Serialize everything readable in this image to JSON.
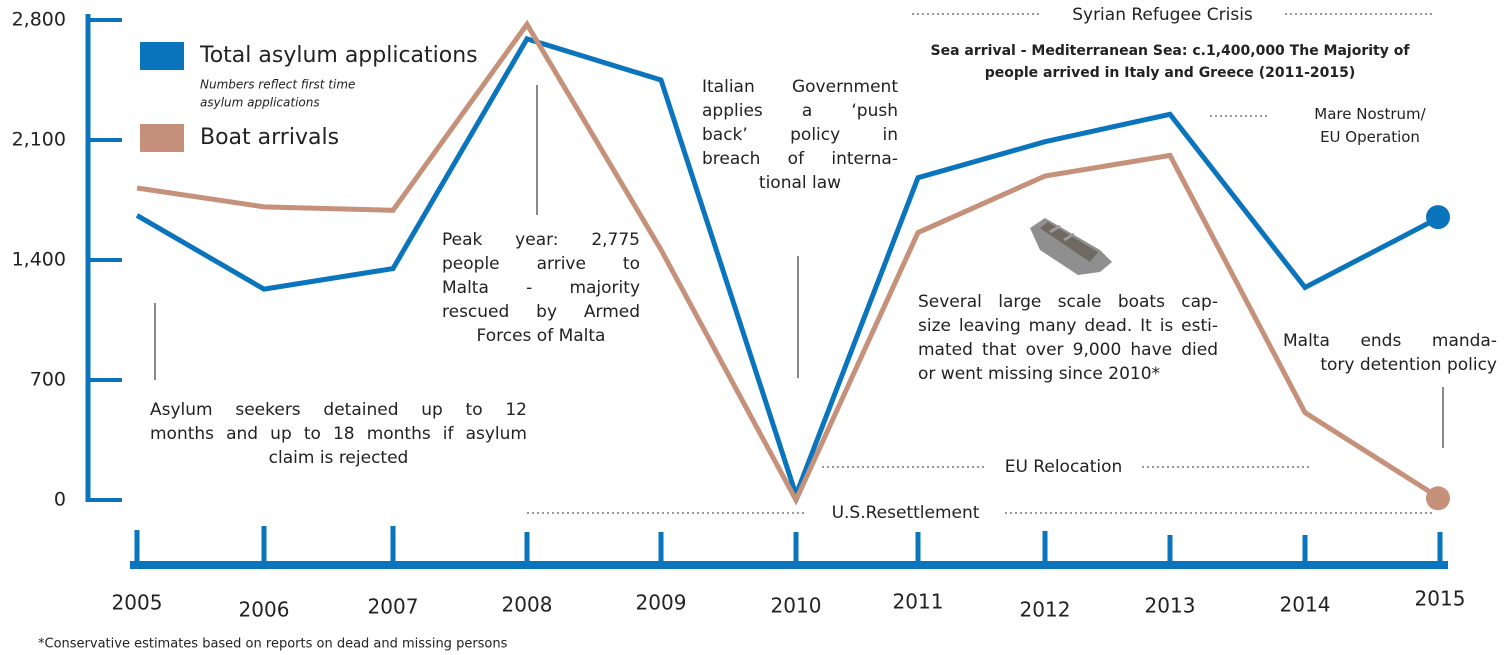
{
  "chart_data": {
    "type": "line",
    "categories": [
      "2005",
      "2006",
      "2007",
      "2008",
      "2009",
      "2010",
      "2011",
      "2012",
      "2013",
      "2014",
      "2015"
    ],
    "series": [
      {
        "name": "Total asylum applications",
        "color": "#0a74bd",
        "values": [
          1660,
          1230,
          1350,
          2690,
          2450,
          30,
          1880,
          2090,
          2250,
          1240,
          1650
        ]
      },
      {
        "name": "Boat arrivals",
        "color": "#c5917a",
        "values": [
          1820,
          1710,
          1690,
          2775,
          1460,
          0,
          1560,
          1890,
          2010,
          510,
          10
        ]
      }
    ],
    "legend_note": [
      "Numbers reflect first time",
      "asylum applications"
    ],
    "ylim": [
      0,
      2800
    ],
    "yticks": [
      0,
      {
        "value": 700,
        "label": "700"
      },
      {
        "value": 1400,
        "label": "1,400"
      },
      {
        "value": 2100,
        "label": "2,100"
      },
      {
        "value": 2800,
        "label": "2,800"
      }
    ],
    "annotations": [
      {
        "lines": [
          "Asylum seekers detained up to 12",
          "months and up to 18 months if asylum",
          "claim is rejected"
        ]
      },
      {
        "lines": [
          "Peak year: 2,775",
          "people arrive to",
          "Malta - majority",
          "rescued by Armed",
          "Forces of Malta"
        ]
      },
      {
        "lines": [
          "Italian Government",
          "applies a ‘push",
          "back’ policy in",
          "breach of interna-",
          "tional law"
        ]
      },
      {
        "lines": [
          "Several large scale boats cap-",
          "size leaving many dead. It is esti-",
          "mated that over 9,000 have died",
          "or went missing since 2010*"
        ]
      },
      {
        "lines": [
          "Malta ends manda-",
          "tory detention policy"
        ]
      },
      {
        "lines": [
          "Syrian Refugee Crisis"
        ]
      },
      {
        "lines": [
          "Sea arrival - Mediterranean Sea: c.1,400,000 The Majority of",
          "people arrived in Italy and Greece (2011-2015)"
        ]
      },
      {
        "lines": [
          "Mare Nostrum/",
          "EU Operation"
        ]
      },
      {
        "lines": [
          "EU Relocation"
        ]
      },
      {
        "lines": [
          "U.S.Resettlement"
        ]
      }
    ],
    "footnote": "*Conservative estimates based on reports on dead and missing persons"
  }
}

*EXERCISE INSTRUCTIONS*. The data above needs to be retyped exactly, with the images left out.

*RESULT OF THE TASK*.
Serialize everything readable in this image to JSON.
{
  "chart_data": {
    "type": "line",
    "categories": [
      "2005",
      "2006",
      "2007",
      "2008",
      "2009",
      "2010",
      "2011",
      "2012",
      "2013",
      "2014",
      "2015"
    ],
    "series": [
      {
        "name": "Total asylum applications",
        "color": "#0a74bd",
        "values": [
          1660,
          1230,
          1350,
          2690,
          2450,
          30,
          1880,
          2090,
          2250,
          1240,
          1650
        ]
      },
      {
        "name": "Boat arrivals",
        "color": "#c5917a",
        "values": [
          1820,
          1710,
          1690,
          2775,
          1460,
          0,
          1560,
          1890,
          2010,
          510,
          10
        ]
      }
    ],
    "legend_note": [
      "Numbers reflect first time",
      "asylum applications"
    ],
    "ylim": [
      0,
      2800
    ],
    "yticks": [
      0,
      {
        "value": 700,
        "label": "700"
      },
      {
        "value": 1400,
        "label": "1,400"
      },
      {
        "value": 2100,
        "label": "2,100"
      },
      {
        "value": 2800,
        "label": "2,800"
      }
    ],
    "annotations": [
      {
        "lines": [
          "Asylum seekers detained up to 12",
          "months and up to 18 months if asylum",
          "claim is rejected"
        ]
      },
      {
        "lines": [
          "Peak year: 2,775",
          "people arrive to",
          "Malta - majority",
          "rescued by Armed",
          "Forces of Malta"
        ]
      },
      {
        "lines": [
          "Italian Government",
          "applies a ‘push",
          "back’ policy in",
          "breach of interna-",
          "tional law"
        ]
      },
      {
        "lines": [
          "Several large scale boats cap-",
          "size leaving many dead. It is esti-",
          "mated that over 9,000 have died",
          "or went missing since 2010*"
        ]
      },
      {
        "lines": [
          "Malta ends manda-",
          "tory detention policy"
        ]
      },
      {
        "lines": [
          "Syrian Refugee Crisis"
        ]
      },
      {
        "lines": [
          "Sea arrival - Mediterranean Sea: c.1,400,000 The Majority of",
          "people arrived in Italy and Greece (2011-2015)"
        ]
      },
      {
        "lines": [
          "Mare Nostrum/",
          "EU Operation"
        ]
      },
      {
        "lines": [
          "EU Relocation"
        ]
      },
      {
        "lines": [
          "U.S.Resettlement"
        ]
      }
    ],
    "footnote": "*Conservative estimates based on reports on dead and missing persons"
  }
}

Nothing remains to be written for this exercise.